— Begin —

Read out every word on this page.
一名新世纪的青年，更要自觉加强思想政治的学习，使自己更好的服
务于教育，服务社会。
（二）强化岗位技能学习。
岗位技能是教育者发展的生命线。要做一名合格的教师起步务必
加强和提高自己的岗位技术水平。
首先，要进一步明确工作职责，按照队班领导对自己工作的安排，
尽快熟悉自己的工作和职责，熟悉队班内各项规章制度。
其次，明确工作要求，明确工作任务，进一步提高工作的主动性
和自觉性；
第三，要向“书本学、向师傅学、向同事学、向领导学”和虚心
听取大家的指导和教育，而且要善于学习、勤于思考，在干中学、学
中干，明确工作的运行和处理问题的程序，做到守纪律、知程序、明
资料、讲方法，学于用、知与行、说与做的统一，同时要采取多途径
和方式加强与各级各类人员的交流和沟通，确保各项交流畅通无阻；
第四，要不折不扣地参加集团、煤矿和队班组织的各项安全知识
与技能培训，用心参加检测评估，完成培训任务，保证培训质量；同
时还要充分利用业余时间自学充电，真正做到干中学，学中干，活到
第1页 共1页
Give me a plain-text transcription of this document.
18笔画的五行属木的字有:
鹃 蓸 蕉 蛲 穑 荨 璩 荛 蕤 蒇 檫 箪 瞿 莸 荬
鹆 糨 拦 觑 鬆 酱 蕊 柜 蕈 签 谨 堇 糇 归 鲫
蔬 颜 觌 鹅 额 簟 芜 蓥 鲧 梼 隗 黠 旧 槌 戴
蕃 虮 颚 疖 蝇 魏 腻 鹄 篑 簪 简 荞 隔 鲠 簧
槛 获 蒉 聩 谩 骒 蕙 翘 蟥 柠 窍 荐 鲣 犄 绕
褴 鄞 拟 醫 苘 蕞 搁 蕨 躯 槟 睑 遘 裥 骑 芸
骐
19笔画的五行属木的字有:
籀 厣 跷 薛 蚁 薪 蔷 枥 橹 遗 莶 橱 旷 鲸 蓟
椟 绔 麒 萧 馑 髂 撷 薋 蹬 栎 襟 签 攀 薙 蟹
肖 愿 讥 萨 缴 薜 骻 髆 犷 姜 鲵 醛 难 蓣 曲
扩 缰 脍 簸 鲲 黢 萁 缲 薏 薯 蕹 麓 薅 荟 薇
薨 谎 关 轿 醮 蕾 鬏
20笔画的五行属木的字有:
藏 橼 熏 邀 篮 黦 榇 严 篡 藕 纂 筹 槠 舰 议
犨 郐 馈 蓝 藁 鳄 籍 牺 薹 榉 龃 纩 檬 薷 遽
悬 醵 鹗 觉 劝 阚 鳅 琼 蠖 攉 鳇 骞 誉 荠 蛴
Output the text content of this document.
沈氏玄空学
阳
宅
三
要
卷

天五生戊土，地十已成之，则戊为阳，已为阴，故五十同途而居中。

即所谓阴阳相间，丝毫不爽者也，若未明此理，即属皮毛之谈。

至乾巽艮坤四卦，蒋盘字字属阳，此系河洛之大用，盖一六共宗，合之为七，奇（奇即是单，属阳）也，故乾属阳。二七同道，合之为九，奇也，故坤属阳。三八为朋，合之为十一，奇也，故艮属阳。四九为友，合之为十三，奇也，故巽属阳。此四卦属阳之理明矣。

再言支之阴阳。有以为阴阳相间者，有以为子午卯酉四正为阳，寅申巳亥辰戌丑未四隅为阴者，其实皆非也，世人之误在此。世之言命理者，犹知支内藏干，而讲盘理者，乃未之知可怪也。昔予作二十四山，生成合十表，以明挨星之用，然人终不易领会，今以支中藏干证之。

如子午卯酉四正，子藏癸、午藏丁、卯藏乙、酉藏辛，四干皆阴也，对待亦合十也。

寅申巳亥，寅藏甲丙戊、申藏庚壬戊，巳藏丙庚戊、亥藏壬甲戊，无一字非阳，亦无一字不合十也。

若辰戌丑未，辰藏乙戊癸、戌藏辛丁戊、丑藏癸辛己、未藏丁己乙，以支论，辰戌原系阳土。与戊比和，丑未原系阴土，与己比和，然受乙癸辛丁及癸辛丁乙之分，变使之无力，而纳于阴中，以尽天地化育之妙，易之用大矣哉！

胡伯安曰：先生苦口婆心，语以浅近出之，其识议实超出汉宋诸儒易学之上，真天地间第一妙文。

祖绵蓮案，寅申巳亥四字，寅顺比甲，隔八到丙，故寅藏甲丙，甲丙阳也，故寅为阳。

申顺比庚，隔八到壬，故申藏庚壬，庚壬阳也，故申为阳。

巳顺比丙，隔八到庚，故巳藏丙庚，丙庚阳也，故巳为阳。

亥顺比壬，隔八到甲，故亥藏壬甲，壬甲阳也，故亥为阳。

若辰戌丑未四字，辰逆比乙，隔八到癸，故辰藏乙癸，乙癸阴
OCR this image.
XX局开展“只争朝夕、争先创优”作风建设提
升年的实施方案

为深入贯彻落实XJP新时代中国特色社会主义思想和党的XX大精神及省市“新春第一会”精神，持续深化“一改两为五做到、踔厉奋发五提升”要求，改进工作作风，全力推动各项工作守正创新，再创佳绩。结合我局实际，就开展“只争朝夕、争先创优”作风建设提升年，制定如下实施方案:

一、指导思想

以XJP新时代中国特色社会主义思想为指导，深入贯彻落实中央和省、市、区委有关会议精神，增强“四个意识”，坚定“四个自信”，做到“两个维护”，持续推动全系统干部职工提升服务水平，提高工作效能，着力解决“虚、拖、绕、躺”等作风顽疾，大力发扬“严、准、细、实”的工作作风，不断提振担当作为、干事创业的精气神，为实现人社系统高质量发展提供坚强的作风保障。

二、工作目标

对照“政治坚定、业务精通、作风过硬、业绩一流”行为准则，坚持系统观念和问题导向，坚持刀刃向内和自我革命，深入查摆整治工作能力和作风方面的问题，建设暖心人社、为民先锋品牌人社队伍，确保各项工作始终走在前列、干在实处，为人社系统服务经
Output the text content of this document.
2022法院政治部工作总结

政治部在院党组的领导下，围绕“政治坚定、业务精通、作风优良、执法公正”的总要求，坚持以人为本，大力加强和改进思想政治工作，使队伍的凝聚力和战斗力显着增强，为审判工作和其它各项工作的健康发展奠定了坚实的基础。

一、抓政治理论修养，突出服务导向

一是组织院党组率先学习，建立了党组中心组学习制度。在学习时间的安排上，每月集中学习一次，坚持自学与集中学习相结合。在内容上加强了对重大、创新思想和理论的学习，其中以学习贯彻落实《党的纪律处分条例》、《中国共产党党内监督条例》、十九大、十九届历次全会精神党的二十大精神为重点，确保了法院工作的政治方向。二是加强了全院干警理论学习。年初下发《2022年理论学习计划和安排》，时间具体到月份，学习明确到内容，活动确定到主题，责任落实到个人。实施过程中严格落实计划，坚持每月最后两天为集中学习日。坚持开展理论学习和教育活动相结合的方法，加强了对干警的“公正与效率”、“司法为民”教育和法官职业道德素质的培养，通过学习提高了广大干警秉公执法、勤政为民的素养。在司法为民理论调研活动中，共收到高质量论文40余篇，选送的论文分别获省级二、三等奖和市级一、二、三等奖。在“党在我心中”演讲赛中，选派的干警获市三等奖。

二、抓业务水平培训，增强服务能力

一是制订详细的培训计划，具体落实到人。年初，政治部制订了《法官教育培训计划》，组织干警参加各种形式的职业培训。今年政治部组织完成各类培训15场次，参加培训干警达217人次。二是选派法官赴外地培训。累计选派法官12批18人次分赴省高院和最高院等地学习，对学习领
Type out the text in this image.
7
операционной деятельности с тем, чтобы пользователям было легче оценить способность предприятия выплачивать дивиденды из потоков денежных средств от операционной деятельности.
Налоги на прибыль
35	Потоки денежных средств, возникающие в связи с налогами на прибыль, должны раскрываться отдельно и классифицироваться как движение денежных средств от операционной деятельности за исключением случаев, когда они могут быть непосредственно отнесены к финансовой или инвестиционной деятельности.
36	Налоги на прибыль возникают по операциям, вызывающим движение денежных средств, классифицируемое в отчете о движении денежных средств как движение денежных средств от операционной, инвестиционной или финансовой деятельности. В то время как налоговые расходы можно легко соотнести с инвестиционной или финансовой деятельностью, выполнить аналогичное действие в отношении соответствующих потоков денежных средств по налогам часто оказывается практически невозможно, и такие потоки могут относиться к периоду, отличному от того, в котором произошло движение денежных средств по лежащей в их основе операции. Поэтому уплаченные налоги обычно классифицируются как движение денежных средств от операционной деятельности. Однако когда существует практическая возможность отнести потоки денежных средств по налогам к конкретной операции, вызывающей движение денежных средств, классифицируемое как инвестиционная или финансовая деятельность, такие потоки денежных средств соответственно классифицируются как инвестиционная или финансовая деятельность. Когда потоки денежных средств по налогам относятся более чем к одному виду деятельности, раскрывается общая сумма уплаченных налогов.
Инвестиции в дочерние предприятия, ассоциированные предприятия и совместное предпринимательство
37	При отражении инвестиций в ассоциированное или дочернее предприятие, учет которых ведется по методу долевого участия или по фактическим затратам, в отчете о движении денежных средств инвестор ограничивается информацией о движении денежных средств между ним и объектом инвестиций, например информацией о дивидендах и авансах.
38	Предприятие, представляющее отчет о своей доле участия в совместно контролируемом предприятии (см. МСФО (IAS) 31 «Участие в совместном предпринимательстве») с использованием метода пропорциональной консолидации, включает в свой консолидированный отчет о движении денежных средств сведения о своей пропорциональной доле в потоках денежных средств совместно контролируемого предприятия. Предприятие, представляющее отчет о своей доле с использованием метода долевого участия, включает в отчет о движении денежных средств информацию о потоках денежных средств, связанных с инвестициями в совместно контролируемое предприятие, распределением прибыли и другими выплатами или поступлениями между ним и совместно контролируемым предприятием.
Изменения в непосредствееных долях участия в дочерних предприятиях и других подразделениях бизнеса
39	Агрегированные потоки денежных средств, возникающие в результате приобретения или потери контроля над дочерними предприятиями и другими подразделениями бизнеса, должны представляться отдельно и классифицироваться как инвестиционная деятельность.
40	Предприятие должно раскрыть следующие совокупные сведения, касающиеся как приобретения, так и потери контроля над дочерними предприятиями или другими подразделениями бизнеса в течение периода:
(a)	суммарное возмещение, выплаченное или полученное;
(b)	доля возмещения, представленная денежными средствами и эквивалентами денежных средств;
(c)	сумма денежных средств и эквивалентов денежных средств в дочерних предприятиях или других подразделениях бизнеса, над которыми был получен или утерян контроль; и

— End —

REQUIREMENTS - Check each line of the records above for the word "приобретения", then give the number of lines that have it, with no other words.

ANSWER FOR THIS EXERCISE - 2